DATA —
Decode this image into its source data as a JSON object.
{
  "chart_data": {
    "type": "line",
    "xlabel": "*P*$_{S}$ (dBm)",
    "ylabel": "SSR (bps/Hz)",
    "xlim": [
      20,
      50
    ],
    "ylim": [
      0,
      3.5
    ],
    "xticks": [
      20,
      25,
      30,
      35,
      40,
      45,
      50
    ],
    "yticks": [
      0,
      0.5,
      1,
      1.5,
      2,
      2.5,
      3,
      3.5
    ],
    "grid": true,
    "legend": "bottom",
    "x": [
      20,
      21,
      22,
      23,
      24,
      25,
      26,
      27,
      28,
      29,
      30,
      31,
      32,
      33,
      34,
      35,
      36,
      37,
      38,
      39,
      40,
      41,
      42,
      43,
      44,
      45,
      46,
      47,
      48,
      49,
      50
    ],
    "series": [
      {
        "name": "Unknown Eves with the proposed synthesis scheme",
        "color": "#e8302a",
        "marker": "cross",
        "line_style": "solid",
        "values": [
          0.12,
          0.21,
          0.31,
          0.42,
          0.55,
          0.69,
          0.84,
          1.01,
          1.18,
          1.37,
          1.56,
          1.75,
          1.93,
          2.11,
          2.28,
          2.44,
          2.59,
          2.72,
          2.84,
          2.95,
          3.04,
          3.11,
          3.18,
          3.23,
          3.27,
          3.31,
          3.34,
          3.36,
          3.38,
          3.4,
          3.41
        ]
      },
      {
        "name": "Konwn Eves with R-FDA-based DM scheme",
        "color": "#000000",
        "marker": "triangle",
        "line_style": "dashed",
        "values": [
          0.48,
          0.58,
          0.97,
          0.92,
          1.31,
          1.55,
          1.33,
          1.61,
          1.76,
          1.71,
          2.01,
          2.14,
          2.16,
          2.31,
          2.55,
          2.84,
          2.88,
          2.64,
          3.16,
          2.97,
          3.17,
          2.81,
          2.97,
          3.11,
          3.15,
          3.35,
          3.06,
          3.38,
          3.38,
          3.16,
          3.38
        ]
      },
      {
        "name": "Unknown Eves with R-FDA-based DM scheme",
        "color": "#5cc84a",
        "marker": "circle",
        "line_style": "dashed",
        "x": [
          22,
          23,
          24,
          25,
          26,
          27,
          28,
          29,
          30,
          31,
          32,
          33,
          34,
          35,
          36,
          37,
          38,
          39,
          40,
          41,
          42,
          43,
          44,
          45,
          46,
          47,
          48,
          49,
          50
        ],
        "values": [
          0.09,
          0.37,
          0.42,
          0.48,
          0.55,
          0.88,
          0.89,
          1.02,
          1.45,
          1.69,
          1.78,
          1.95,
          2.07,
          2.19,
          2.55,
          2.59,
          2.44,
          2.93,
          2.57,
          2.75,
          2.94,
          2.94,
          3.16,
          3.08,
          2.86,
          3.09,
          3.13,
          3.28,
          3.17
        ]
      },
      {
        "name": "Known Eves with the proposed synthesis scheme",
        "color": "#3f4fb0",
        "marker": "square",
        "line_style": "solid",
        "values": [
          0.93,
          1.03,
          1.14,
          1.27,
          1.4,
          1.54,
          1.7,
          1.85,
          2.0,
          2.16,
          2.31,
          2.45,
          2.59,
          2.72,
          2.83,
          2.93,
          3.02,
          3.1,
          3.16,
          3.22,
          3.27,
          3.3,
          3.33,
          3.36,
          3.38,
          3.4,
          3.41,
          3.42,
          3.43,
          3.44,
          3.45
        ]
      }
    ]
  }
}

DO THIS —
Copy out the full set of records precisely, leaving nothing out.

WRITTEN RESPONSE —
Decode this image into its source data as a JSON object.
{
  "chart_data": {
    "type": "line",
    "xlabel": "*P*$_{S}$ (dBm)",
    "ylabel": "SSR (bps/Hz)",
    "xlim": [
      20,
      50
    ],
    "ylim": [
      0,
      3.5
    ],
    "xticks": [
      20,
      25,
      30,
      35,
      40,
      45,
      50
    ],
    "yticks": [
      0,
      0.5,
      1,
      1.5,
      2,
      2.5,
      3,
      3.5
    ],
    "grid": true,
    "legend": "bottom",
    "x": [
      20,
      21,
      22,
      23,
      24,
      25,
      26,
      27,
      28,
      29,
      30,
      31,
      32,
      33,
      34,
      35,
      36,
      37,
      38,
      39,
      40,
      41,
      42,
      43,
      44,
      45,
      46,
      47,
      48,
      49,
      50
    ],
    "series": [
      {
        "name": "Unknown Eves with the proposed synthesis scheme",
        "color": "#e8302a",
        "marker": "cross",
        "line_style": "solid",
        "values": [
          0.12,
          0.21,
          0.31,
          0.42,
          0.55,
          0.69,
          0.84,
          1.01,
          1.18,
          1.37,
          1.56,
          1.75,
          1.93,
          2.11,
          2.28,
          2.44,
          2.59,
          2.72,
          2.84,
          2.95,
          3.04,
          3.11,
          3.18,
          3.23,
          3.27,
          3.31,
          3.34,
          3.36,
          3.38,
          3.4,
          3.41
        ]
      },
      {
        "name": "Konwn Eves with R-FDA-based DM scheme",
        "color": "#000000",
        "marker": "triangle",
        "line_style": "dashed",
        "values": [
          0.48,
          0.58,
          0.97,
          0.92,
          1.31,
          1.55,
          1.33,
          1.61,
          1.76,
          1.71,
          2.01,
          2.14,
          2.16,
          2.31,
          2.55,
          2.84,
          2.88,
          2.64,
          3.16,
          2.97,
          3.17,
          2.81,
          2.97,
          3.11,
          3.15,
          3.35,
          3.06,
          3.38,
          3.38,
          3.16,
          3.38
        ]
      },
      {
        "name": "Unknown Eves with R-FDA-based DM scheme",
        "color": "#5cc84a",
        "marker": "circle",
        "line_style": "dashed",
        "x": [
          22,
          23,
          24,
          25,
          26,
          27,
          28,
          29,
          30,
          31,
          32,
          33,
          34,
          35,
          36,
          37,
          38,
          39,
          40,
          41,
          42,
          43,
          44,
          45,
          46,
          47,
          48,
          49,
          50
        ],
        "values": [
          0.09,
          0.37,
          0.42,
          0.48,
          0.55,
          0.88,
          0.89,
          1.02,
          1.45,
          1.69,
          1.78,
          1.95,
          2.07,
          2.19,
          2.55,
          2.59,
          2.44,
          2.93,
          2.57,
          2.75,
          2.94,
          2.94,
          3.16,
          3.08,
          2.86,
          3.09,
          3.13,
          3.28,
          3.17
        ]
      },
      {
        "name": "Known Eves with the proposed synthesis scheme",
        "color": "#3f4fb0",
        "marker": "square",
        "line_style": "solid",
        "values": [
          0.93,
          1.03,
          1.14,
          1.27,
          1.4,
          1.54,
          1.7,
          1.85,
          2.0,
          2.16,
          2.31,
          2.45,
          2.59,
          2.72,
          2.83,
          2.93,
          3.02,
          3.1,
          3.16,
          3.22,
          3.27,
          3.3,
          3.33,
          3.36,
          3.38,
          3.4,
          3.41,
          3.42,
          3.43,
          3.44,
          3.45
        ]
      }
    ]
  }
}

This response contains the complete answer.